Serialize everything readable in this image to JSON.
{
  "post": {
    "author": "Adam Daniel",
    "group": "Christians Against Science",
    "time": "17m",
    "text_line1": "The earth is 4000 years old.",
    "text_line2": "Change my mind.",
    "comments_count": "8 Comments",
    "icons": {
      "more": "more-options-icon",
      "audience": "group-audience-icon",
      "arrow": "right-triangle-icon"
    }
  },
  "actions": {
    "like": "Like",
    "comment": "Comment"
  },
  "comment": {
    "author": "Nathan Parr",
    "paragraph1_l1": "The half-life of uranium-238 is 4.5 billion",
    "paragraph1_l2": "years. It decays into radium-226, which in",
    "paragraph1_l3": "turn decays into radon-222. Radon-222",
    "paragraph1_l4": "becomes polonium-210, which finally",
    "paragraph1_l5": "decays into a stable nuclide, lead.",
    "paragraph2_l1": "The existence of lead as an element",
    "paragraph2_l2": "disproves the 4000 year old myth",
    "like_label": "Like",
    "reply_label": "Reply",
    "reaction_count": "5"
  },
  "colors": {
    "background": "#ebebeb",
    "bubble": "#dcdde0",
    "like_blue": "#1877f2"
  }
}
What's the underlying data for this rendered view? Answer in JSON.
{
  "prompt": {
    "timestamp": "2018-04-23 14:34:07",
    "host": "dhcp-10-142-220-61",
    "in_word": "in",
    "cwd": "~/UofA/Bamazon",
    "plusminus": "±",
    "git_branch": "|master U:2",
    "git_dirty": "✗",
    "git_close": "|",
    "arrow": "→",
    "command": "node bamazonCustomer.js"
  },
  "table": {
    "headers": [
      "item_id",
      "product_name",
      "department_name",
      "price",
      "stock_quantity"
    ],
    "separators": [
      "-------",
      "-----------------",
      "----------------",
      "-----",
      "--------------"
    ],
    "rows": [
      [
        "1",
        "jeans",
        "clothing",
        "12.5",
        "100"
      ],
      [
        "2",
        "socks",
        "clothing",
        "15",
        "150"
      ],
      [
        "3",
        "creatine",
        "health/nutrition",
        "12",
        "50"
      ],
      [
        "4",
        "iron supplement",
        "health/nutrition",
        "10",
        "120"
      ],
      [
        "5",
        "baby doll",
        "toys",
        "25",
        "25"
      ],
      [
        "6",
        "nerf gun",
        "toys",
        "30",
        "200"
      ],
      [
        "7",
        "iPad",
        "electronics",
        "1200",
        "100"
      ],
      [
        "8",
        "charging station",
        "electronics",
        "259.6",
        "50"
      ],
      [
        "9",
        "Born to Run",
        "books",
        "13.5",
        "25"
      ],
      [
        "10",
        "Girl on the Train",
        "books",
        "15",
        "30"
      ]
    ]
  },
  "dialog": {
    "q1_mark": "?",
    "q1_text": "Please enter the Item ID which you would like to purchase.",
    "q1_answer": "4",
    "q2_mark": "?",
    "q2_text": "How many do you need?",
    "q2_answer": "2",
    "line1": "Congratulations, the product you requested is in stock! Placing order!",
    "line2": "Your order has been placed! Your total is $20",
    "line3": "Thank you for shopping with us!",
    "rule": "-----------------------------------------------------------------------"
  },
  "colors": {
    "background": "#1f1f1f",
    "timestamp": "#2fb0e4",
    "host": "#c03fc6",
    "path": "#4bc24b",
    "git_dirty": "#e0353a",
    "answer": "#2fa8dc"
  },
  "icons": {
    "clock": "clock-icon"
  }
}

########################################

From the entries above, copy every line containing the word "background".

## WORKED ANSWER
    "background": "#ebebeb",
    "background": "#1f1f1f",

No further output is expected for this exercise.